── Exercise inputs
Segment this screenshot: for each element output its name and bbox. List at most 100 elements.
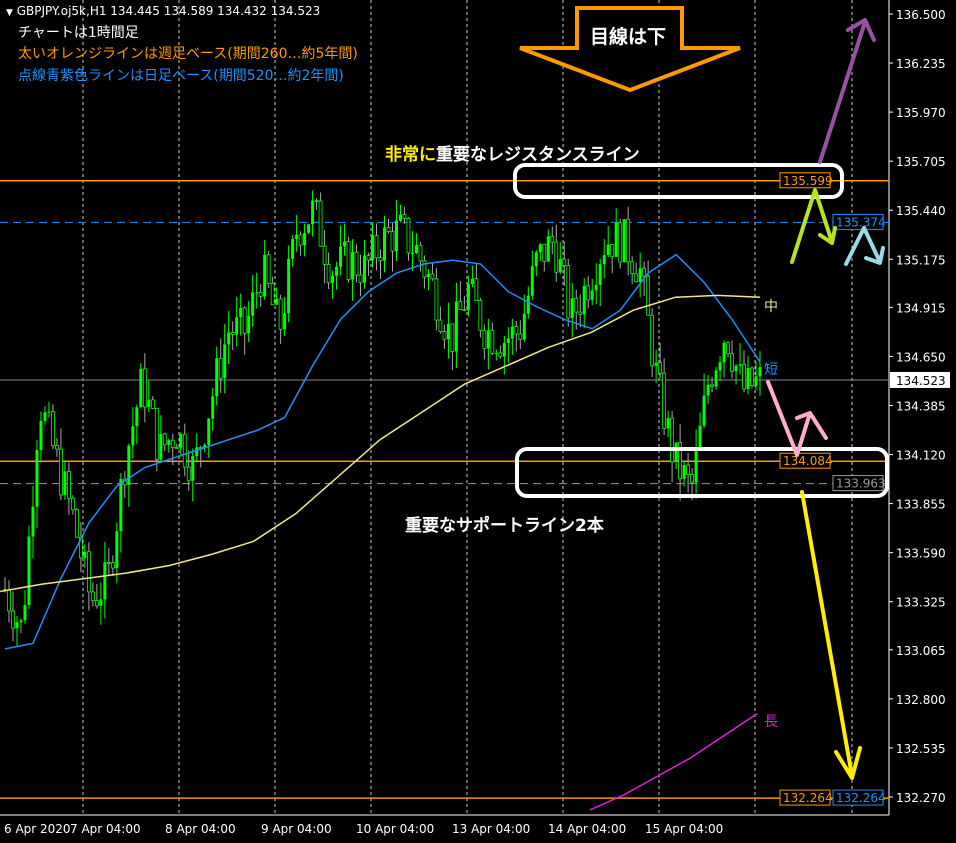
y-tick-label: 135.705 bbox=[896, 155, 946, 169]
level-label-box bbox=[832, 213, 884, 230]
y-tick-label: 134.915 bbox=[896, 301, 946, 315]
candle-bear bbox=[462, 309, 467, 311]
candle-bull bbox=[207, 418, 211, 445]
x-tick-label: 9 Apr 04:00 bbox=[261, 822, 332, 836]
note-timeframe: チャートは1時間足 bbox=[18, 25, 139, 41]
candle-bear bbox=[422, 260, 427, 278]
candle-bull bbox=[351, 252, 355, 280]
candle-bull bbox=[614, 222, 618, 257]
level-label-box bbox=[779, 452, 831, 469]
candle-bear bbox=[402, 214, 407, 219]
candle-bull bbox=[706, 384, 710, 396]
x-tick-label: 6 Apr 2020 bbox=[4, 822, 71, 836]
candle-bear bbox=[418, 244, 423, 262]
candle-bear bbox=[59, 448, 63, 496]
yellow-down-arrow bbox=[800, 490, 862, 780]
candle-bull bbox=[394, 220, 398, 252]
candle-bull bbox=[506, 338, 510, 343]
candle-bear bbox=[378, 257, 383, 262]
candle-bear bbox=[658, 362, 663, 374]
candle-bear bbox=[174, 447, 179, 449]
candle-bull bbox=[191, 456, 195, 481]
y-tick-label: 134.120 bbox=[896, 449, 946, 463]
y-tick-label: 136.500 bbox=[896, 8, 946, 22]
candle-bull bbox=[311, 200, 315, 225]
candle-bull bbox=[426, 274, 430, 278]
green-arrow bbox=[790, 188, 837, 264]
y-tick-label: 133.855 bbox=[896, 498, 946, 512]
candle-bull bbox=[654, 362, 658, 366]
candle-bear bbox=[726, 342, 730, 355]
candle-bear bbox=[434, 278, 439, 321]
y-tick-label: 133.325 bbox=[896, 596, 946, 610]
ma-short-label: 短 bbox=[764, 362, 778, 378]
candle-bull bbox=[263, 254, 267, 297]
candle-bear bbox=[574, 297, 579, 313]
note-blue-lines: 点線青紫色ラインは日足ベース(期間520…約2年間) bbox=[18, 68, 344, 84]
purple-up-arrow bbox=[818, 18, 876, 164]
candle-bear bbox=[478, 300, 483, 331]
candle-bear bbox=[430, 273, 435, 280]
candle-bear bbox=[230, 332, 235, 335]
candle-bear bbox=[71, 497, 75, 511]
candle-bull bbox=[582, 285, 586, 315]
candle-bear bbox=[442, 331, 447, 340]
candle-bear bbox=[690, 474, 694, 483]
candle-bull bbox=[31, 506, 35, 537]
candle-bull bbox=[167, 440, 171, 445]
candle-bear bbox=[482, 329, 487, 349]
candle-bear bbox=[278, 298, 283, 330]
candle-bull bbox=[606, 244, 610, 256]
candle-bull bbox=[307, 224, 311, 233]
level-label: 135.374 bbox=[836, 215, 886, 229]
candle-bull bbox=[211, 396, 215, 419]
candle-bull bbox=[119, 479, 123, 532]
candle-bull bbox=[758, 367, 762, 377]
candle-bear bbox=[266, 254, 271, 284]
candle-bull bbox=[414, 245, 418, 253]
candle-bear bbox=[742, 363, 746, 390]
y-tick-label: 135.970 bbox=[896, 106, 946, 120]
candle-bull bbox=[526, 295, 530, 314]
ma-mid-line bbox=[0, 294, 761, 593]
candle-bear bbox=[630, 261, 635, 275]
y-tick-label: 135.440 bbox=[896, 204, 946, 218]
candle-bear bbox=[626, 218, 631, 263]
candle-bear bbox=[318, 200, 323, 247]
candle-bear bbox=[366, 255, 371, 261]
candle-bull bbox=[538, 244, 542, 253]
candle-bull bbox=[283, 313, 287, 330]
candle-bear bbox=[142, 368, 147, 408]
y-tick-label: 132.535 bbox=[896, 742, 946, 756]
candle-bear bbox=[634, 273, 639, 283]
y-tick-label: 132.270 bbox=[896, 791, 946, 805]
candle-bull bbox=[698, 425, 702, 449]
candle-bear bbox=[386, 227, 391, 232]
candle-bear bbox=[662, 372, 667, 429]
candle-bear bbox=[554, 241, 559, 273]
y-tick-label: 133.065 bbox=[896, 644, 946, 658]
candle-bull bbox=[363, 255, 367, 283]
candle-bull bbox=[127, 445, 131, 485]
candle-bear bbox=[458, 301, 463, 310]
candle-bull bbox=[203, 444, 207, 448]
candle-bull bbox=[502, 342, 506, 357]
y-tick-label: 136.235 bbox=[896, 57, 946, 71]
y-tick-label: 133.590 bbox=[896, 547, 946, 561]
candle-bull bbox=[398, 214, 402, 221]
ma-mid-label: 中 bbox=[764, 299, 778, 315]
support-label: 重要なサポートライン2本 bbox=[405, 516, 604, 536]
candle-bull bbox=[63, 471, 67, 495]
candle-bull bbox=[291, 239, 295, 259]
candle-bull bbox=[179, 434, 183, 448]
x-tick-label: 14 Apr 04:00 bbox=[548, 822, 626, 836]
level-label: 134.084 bbox=[783, 454, 833, 468]
level-label-box bbox=[779, 789, 831, 806]
candle-bull bbox=[99, 599, 103, 606]
candle-bear bbox=[298, 234, 303, 246]
candle-bull bbox=[135, 407, 139, 427]
candle-bull bbox=[223, 344, 227, 379]
candle-bull bbox=[159, 433, 163, 460]
candle-bear bbox=[562, 258, 567, 266]
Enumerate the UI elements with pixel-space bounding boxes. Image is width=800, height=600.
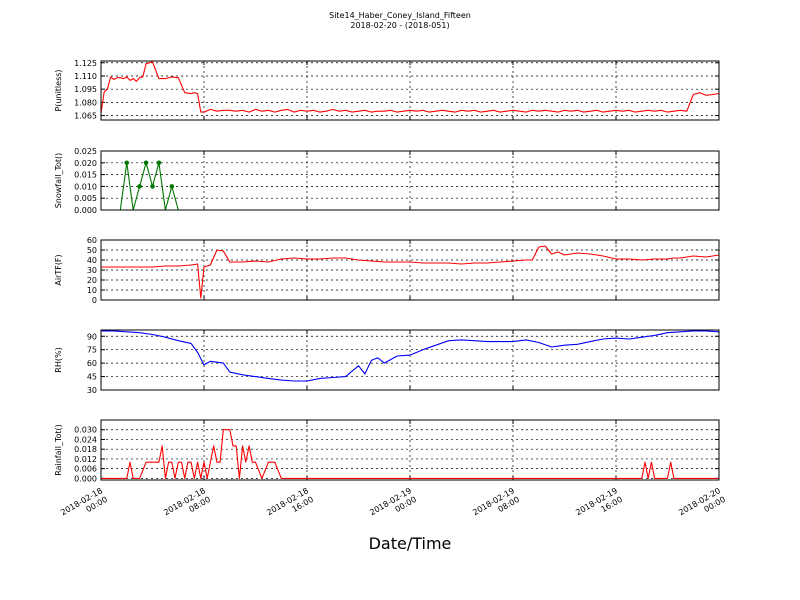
data-point [169,184,175,189]
y-tick-label: 1.095 [74,85,97,94]
y-tick-label: 0 [92,296,97,305]
axes-frame [100,150,720,211]
y-axis-label: Snowfall_Tot() [54,153,63,209]
y-tick-label: 0.012 [74,455,97,464]
axes-frame [100,239,720,301]
y-tick-label: 0.005 [74,194,97,203]
data-point [156,160,162,166]
series-line [101,330,720,382]
axes-frame [100,419,720,481]
y-axis-label: P(unitless) [54,69,63,111]
y-tick-label: 0.006 [74,465,97,474]
y-tick-label: 40 [87,256,97,265]
y-tick-label: 1.125 [74,59,97,68]
y-tick-label: 10 [87,286,97,295]
data-point [124,160,130,166]
chart-subtitle: 2018-02-20 - (2018-051) [350,21,450,30]
y-tick-label: 45 [87,373,97,382]
y-tick-label: 50 [87,246,97,255]
panel-1: 1.065 1.080 1.095 1.110 1.125 P(unitless) [54,59,720,121]
panel-4: 30 45 60 75 90 RH(%) [54,329,720,395]
y-tick-label: 0.025 [74,147,97,156]
y-tick-label: 0.000 [74,206,97,215]
y-axis-label: RH(%) [54,347,63,372]
chart-title: Site14_Haber_Coney_Island_Fifteen [329,11,471,20]
y-tick-label: 1.065 [74,112,97,121]
y-tick-label: 20 [87,276,97,285]
y-tick-label: 0.018 [74,445,97,454]
data-point [143,160,149,166]
y-axis-label: Rainfall_Tot() [54,424,63,476]
data-point [150,184,155,189]
series-line [101,245,720,299]
y-tick-label: 0.015 [74,171,97,180]
y-tick-label: 90 [87,332,97,341]
series-line [100,61,720,114]
series-line [101,429,719,479]
data-point [137,184,142,189]
axes-frame [100,329,720,391]
y-tick-label: 0.024 [74,435,97,444]
y-tick-label: 0.020 [74,159,97,168]
y-tick-label: 30 [87,266,97,275]
y-tick-label: 30 [87,386,97,395]
axes-frame [100,60,720,121]
y-tick-label: 60 [87,359,97,368]
y-tick-label: 60 [87,236,97,245]
y-tick-label: 75 [87,346,97,355]
y-tick-label: 1.110 [74,72,97,81]
panel-2: 0.000 0.005 0.010 0.015 0.020 0.025 Snowfall_T… [54,147,720,215]
y-tick-label: 0.030 [74,426,97,435]
y-tick-label: 0.000 [74,474,97,483]
y-tick-label: 0.010 [74,182,97,191]
x-axis-title: Date/Time [368,534,452,553]
y-tick-label: 1.080 [74,98,97,107]
y-axis-label: AirTF(F) [54,254,63,285]
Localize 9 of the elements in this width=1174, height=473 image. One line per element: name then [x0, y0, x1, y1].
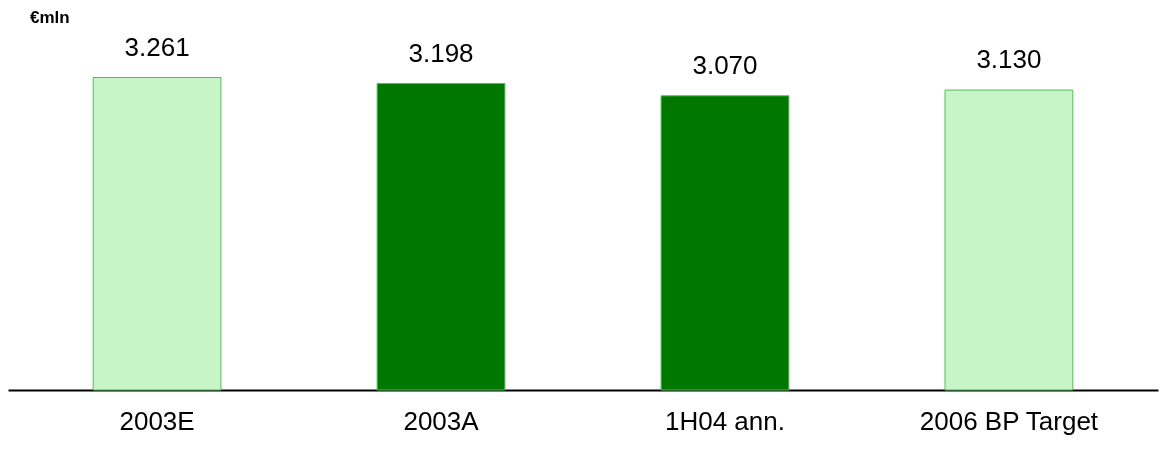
x-tick-label: 1H04 ann. — [664, 405, 785, 436]
x-tick-label: 2006 BP Target — [919, 405, 1099, 436]
data-label: 3.198 — [408, 37, 474, 68]
data-label: 3.130 — [976, 44, 1042, 75]
data-label: 3.261 — [124, 31, 190, 62]
data-label: 3.070 — [692, 49, 758, 80]
x-tick-label: 2003E — [119, 405, 195, 436]
y-axis-title: €mln — [30, 7, 70, 27]
x-tick-label: 2003A — [403, 405, 480, 436]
────
### [Instructions for the task]
Copy every line from the one containing "x-tick-label: 1H04 ann." through the final line of the records, unchanged.

### [Task answer]
x-tick-label: 1H04 ann. — [664, 405, 785, 436]
x-tick-label: 2006 BP Target — [919, 405, 1099, 436]
data-label: 3.198 — [408, 37, 474, 68]
data-label: 3.130 — [976, 44, 1042, 75]
data-label: 3.261 — [124, 31, 190, 62]
data-label: 3.070 — [692, 49, 758, 80]
x-tick-label: 2003E — [119, 405, 195, 436]
y-axis-title: €mln — [30, 7, 70, 27]
x-tick-label: 2003A — [403, 405, 480, 436]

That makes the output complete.